> GIVEN INSTRUCTION:
Select the lines that hold the word "drawings" and copy each one.

[Start SUPPLIED ENTRIES]

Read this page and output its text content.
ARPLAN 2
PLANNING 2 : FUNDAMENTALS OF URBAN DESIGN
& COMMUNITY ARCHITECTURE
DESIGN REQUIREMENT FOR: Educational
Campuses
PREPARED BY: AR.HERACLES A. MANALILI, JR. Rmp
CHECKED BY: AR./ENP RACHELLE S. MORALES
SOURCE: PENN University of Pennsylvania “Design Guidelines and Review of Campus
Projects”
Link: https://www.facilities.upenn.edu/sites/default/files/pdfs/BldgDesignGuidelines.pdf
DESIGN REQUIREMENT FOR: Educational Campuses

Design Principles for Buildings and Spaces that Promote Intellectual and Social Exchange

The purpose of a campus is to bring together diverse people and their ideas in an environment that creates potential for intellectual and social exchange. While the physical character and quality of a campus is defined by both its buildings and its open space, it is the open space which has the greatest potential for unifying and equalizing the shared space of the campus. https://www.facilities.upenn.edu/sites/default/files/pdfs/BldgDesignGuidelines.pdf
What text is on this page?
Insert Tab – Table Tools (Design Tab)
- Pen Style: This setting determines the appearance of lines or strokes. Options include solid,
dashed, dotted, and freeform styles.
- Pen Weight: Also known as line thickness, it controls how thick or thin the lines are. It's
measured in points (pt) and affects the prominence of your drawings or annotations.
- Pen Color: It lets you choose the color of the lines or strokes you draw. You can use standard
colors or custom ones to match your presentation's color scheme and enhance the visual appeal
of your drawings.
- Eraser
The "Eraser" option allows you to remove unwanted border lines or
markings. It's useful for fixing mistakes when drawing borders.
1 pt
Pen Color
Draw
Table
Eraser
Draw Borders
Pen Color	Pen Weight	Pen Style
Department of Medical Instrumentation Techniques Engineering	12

[End SUPPLIED ENTRIES]

> EXERCISE RESULT:
measured in points (pt) and affects the prominence of your drawings or annotations.
of your drawings.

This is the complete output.